The exercise:
Check each line of the entries below for the string "which"; copy every line where it appears.

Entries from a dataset
»»
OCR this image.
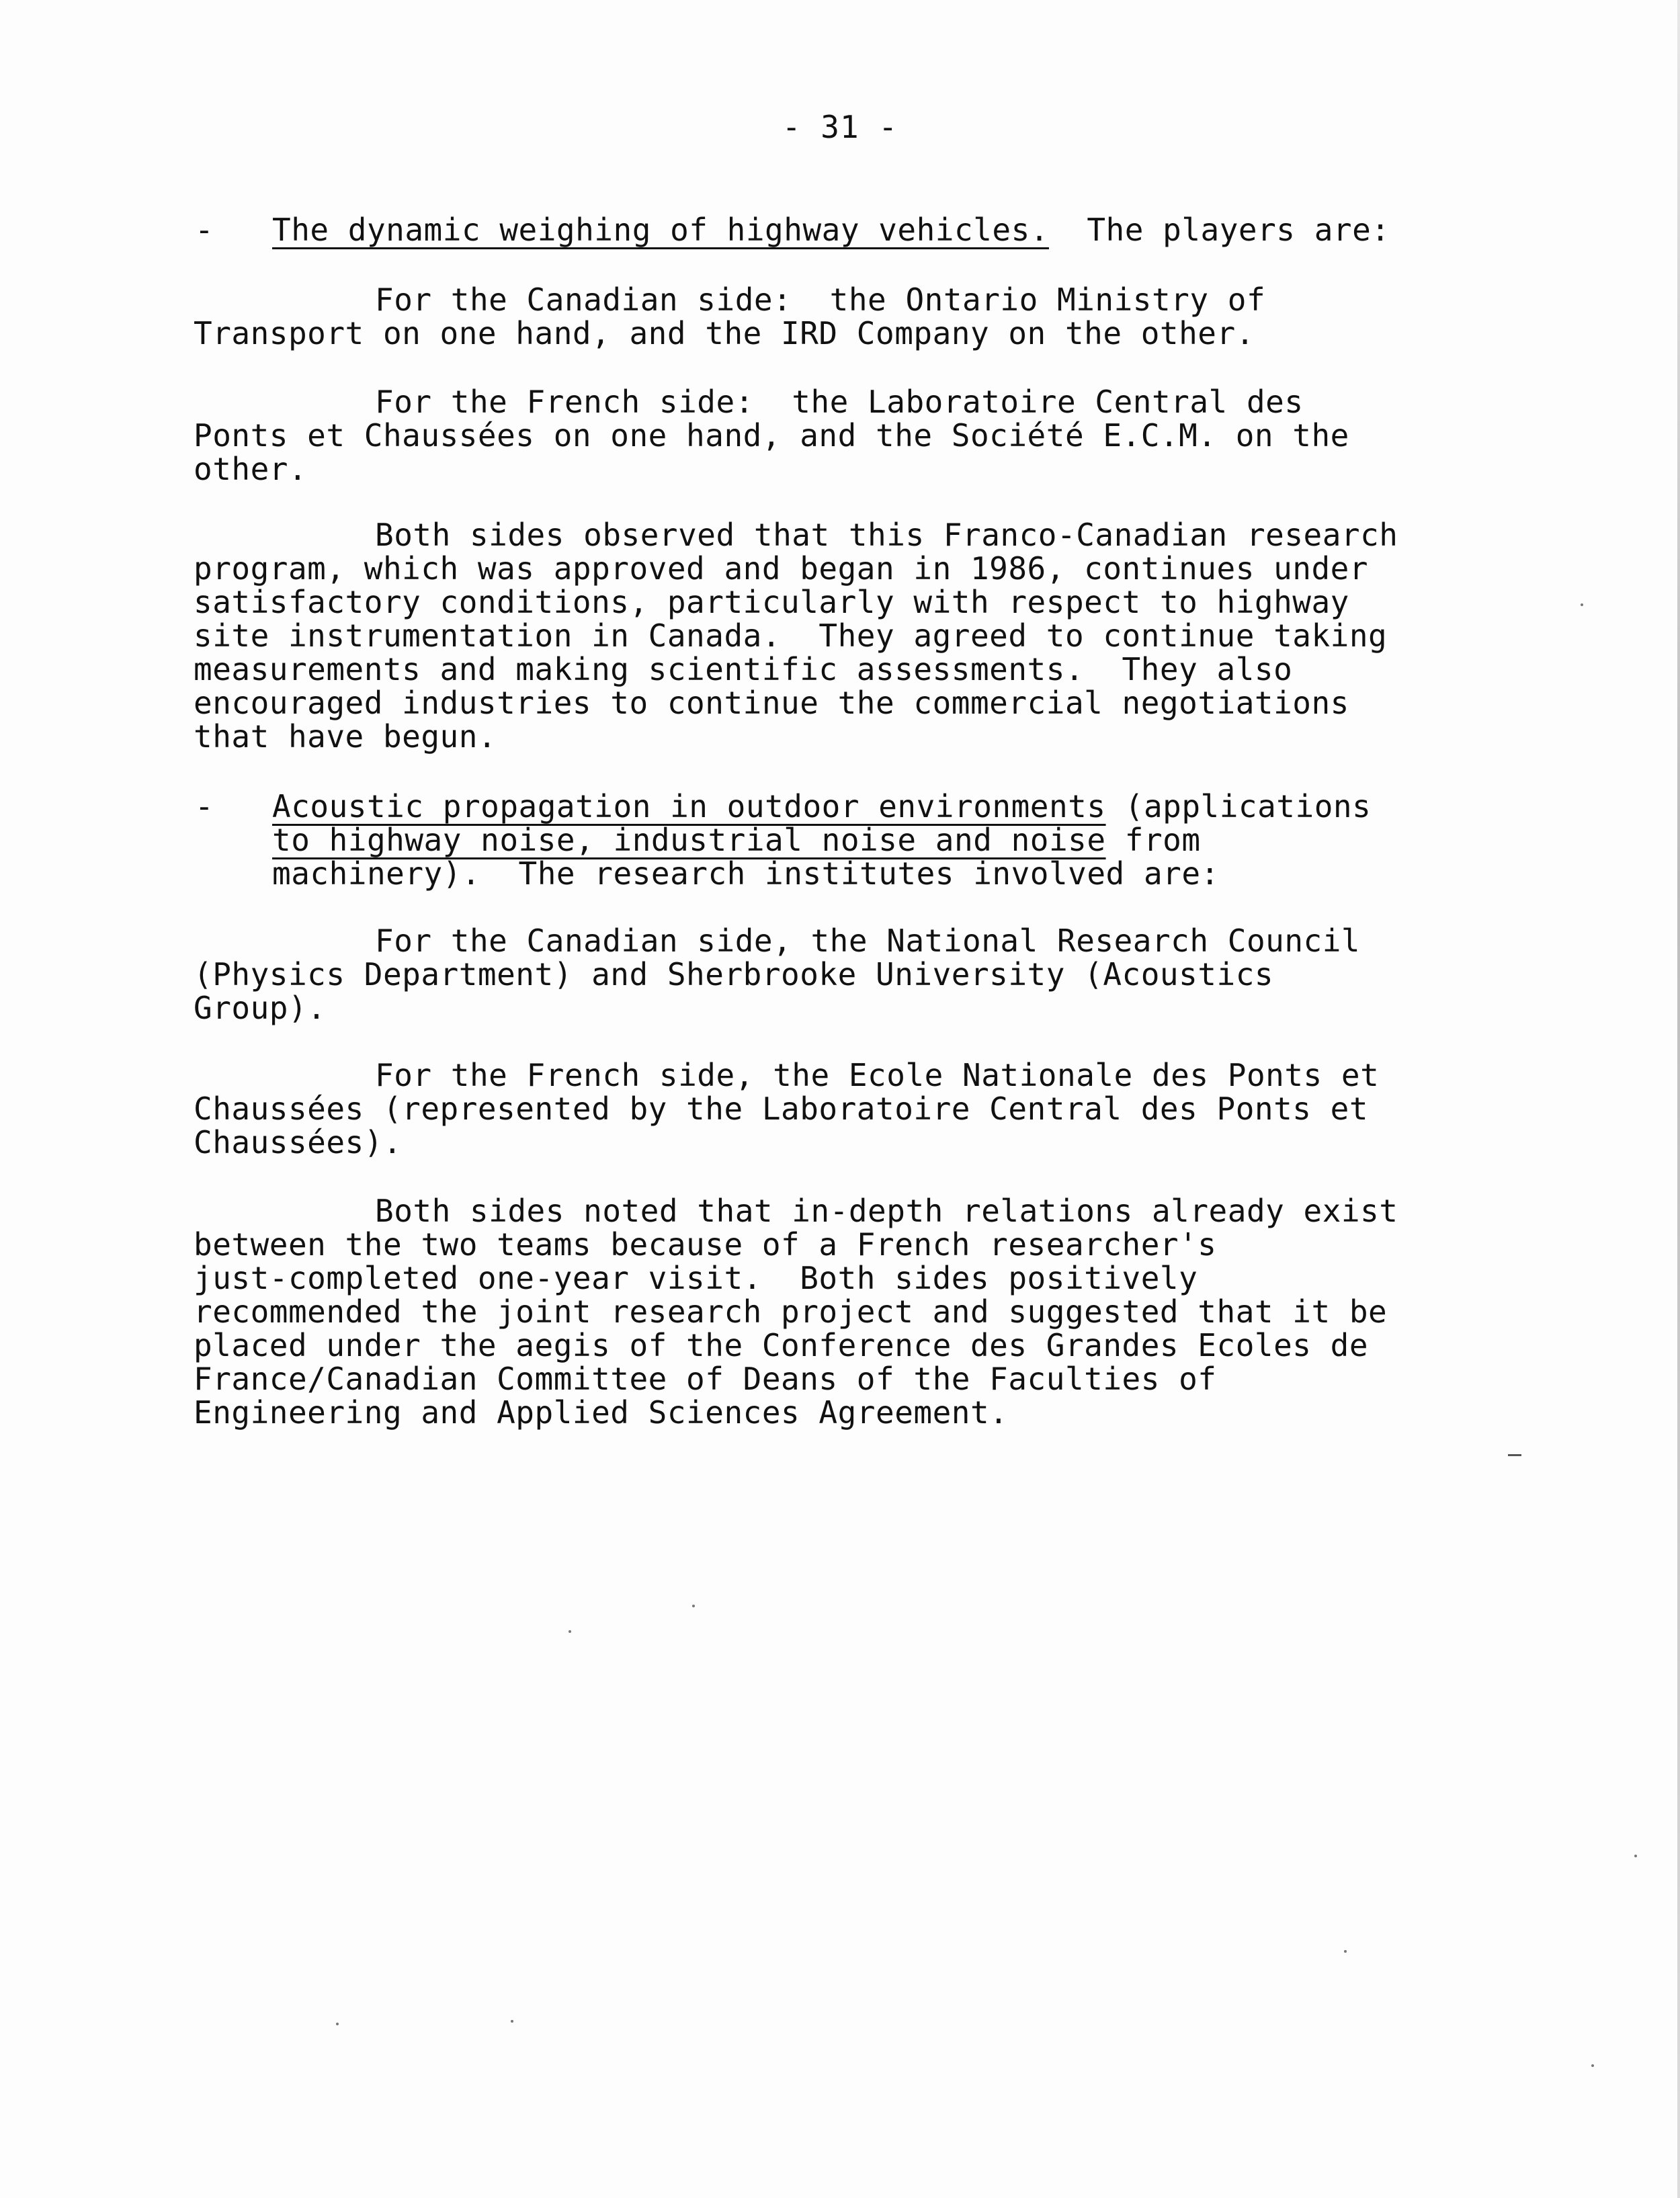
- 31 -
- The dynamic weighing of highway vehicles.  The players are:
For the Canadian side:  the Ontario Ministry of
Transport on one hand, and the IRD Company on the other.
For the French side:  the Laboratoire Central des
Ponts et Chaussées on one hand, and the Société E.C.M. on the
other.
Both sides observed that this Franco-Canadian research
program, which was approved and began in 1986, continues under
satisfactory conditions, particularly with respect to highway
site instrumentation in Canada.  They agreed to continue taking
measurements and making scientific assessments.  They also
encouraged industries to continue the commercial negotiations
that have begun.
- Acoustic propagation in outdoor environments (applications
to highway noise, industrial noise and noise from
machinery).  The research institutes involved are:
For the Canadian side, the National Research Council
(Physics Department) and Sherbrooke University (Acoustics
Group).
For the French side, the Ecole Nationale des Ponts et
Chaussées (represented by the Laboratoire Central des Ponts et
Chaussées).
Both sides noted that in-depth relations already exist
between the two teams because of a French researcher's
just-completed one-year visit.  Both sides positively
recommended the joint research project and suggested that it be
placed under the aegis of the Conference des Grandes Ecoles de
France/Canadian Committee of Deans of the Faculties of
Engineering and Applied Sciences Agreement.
««
»»
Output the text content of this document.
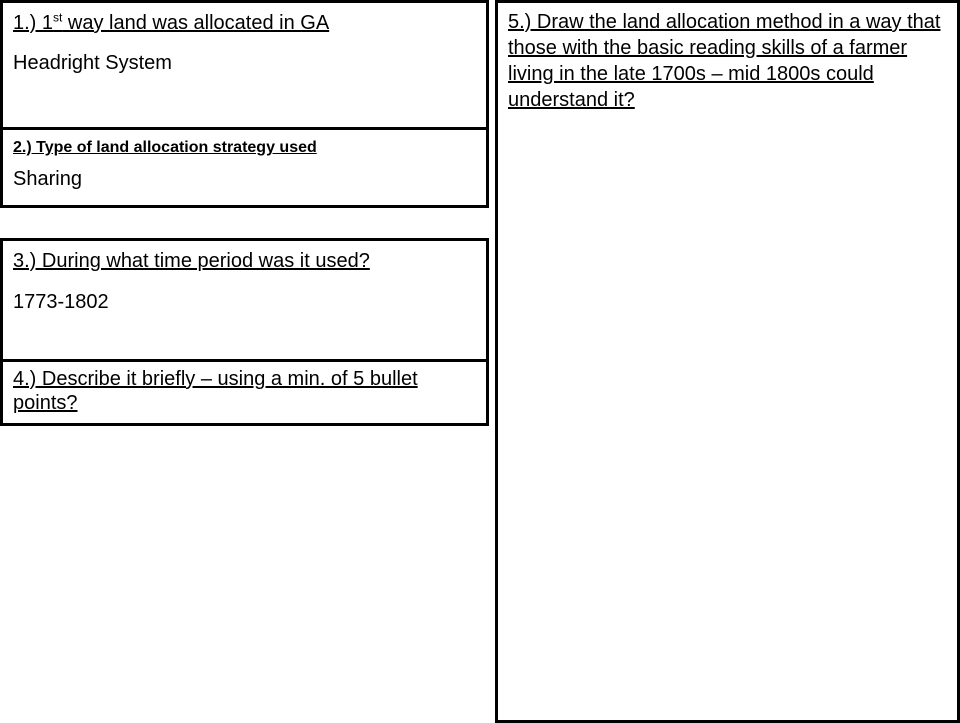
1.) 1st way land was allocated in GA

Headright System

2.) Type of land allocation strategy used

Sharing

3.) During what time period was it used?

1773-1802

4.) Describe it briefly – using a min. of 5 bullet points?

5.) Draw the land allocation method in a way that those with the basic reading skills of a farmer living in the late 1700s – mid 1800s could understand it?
««
»»
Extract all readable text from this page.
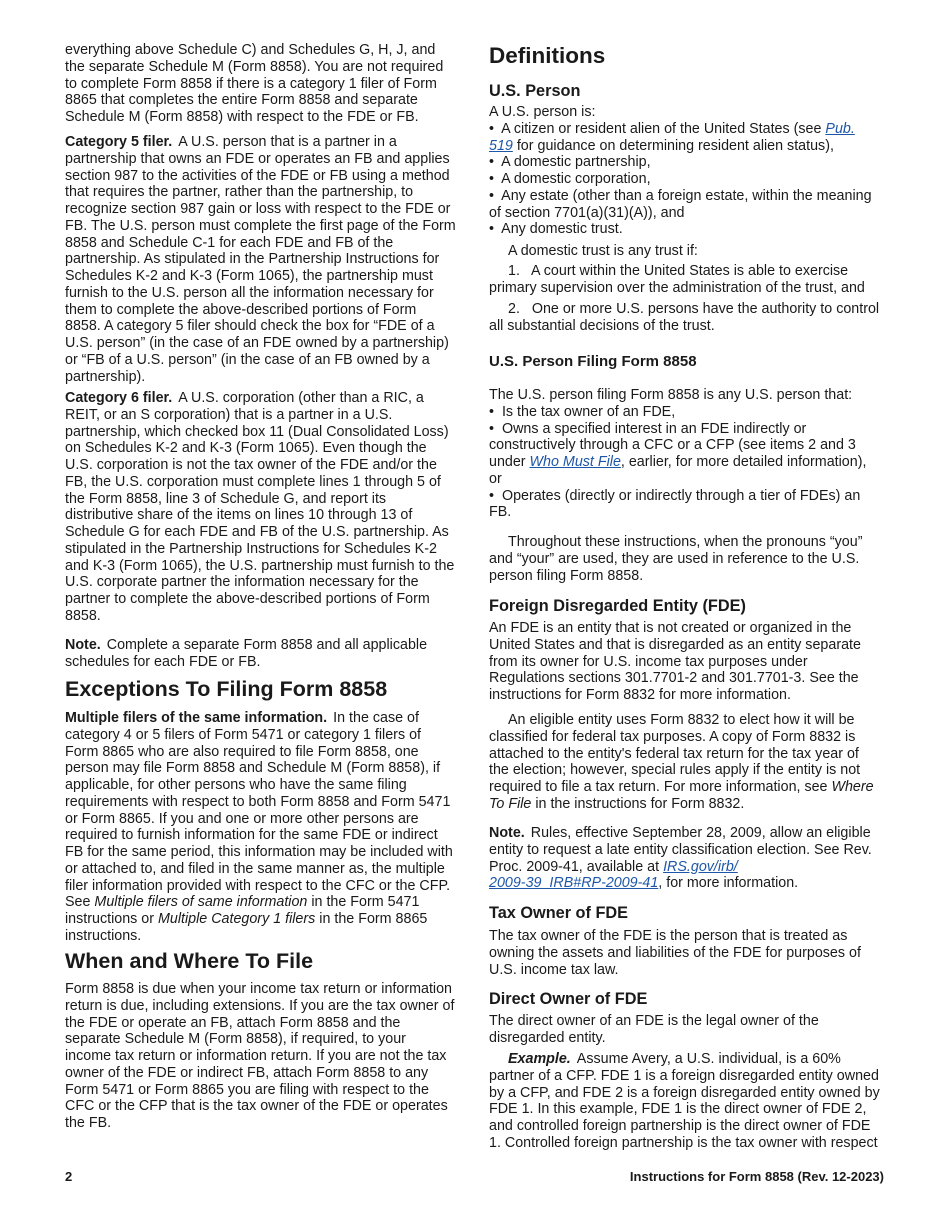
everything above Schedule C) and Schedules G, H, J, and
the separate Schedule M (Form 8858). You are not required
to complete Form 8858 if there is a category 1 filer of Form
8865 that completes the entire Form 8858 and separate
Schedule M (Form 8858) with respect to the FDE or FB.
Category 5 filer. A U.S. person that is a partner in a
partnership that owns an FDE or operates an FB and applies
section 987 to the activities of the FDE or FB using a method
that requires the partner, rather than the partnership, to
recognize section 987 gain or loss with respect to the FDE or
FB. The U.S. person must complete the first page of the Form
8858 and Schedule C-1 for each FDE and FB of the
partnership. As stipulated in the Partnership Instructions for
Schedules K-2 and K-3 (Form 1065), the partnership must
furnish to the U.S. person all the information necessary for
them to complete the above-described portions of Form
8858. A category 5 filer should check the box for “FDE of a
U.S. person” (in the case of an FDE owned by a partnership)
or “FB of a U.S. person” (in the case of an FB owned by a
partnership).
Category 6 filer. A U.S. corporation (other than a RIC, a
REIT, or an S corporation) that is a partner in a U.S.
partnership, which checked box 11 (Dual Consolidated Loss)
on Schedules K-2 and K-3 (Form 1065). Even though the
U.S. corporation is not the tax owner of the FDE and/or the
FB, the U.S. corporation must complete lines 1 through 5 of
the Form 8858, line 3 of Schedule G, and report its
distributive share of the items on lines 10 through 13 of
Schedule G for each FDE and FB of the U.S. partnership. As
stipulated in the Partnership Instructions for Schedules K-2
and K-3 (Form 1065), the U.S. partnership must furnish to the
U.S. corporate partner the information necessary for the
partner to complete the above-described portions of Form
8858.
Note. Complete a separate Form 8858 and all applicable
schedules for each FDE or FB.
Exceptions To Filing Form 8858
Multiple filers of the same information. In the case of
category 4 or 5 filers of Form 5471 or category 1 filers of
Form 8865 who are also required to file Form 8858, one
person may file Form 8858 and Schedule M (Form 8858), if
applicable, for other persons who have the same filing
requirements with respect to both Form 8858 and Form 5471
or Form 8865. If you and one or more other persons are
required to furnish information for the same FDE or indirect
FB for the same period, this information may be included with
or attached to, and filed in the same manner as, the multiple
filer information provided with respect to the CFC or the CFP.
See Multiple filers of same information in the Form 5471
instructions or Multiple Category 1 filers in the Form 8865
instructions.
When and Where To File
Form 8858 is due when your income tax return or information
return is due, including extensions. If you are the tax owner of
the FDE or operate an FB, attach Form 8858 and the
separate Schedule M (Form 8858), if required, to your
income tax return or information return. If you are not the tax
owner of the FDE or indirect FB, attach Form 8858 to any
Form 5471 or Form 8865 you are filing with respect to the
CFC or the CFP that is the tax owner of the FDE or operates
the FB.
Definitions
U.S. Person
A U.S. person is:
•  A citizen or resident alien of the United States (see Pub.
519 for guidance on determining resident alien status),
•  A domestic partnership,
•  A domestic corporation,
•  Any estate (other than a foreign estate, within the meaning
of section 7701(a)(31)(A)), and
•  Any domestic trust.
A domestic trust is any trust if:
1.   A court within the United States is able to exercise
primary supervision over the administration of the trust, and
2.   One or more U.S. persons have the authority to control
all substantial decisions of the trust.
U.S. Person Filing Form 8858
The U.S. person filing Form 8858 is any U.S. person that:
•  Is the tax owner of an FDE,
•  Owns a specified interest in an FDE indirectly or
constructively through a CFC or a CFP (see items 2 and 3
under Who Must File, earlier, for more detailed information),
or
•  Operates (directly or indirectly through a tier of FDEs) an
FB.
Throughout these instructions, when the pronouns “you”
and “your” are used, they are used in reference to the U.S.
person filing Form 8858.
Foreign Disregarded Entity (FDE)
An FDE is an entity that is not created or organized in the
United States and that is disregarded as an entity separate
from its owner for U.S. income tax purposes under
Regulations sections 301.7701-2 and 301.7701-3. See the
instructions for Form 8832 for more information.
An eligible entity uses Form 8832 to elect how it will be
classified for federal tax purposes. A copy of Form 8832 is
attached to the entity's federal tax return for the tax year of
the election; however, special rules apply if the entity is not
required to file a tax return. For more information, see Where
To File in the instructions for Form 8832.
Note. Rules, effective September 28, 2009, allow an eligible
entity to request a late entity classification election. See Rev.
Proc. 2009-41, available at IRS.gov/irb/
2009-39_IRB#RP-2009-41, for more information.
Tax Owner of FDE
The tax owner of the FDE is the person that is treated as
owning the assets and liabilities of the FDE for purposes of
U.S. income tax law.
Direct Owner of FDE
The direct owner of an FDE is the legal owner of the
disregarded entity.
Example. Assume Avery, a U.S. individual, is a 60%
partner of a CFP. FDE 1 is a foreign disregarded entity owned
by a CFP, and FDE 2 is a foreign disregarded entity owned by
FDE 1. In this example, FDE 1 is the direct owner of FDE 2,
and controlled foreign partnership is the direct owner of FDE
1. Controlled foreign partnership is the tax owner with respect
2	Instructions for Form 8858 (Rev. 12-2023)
««
Result of this exercise:
program, which was approved and began in 1986, continues under
partnership, which checked box 11 (Dual Consolidated Loss)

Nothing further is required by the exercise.